[What to do] Gather every line from the entries below that includes "sort".

- - - - - - -

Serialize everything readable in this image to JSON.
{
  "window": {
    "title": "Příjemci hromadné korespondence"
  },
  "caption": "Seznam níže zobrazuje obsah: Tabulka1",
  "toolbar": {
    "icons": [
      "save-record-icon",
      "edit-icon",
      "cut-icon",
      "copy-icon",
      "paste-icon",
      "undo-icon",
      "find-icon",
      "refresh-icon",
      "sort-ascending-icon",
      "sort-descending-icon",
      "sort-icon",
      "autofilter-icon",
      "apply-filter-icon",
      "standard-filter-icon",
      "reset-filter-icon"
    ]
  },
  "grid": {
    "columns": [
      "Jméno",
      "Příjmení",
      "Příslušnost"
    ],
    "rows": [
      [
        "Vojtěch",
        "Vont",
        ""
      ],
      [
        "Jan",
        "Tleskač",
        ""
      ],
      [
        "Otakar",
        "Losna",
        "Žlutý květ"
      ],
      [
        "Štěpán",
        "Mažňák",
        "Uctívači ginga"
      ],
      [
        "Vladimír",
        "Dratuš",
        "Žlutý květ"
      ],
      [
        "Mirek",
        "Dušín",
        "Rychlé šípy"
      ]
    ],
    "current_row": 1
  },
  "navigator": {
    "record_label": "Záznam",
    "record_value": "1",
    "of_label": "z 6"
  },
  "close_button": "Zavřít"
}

- - - - - - -

[Full response]
      "sort-ascending-icon",
      "sort-descending-icon",
      "sort-icon",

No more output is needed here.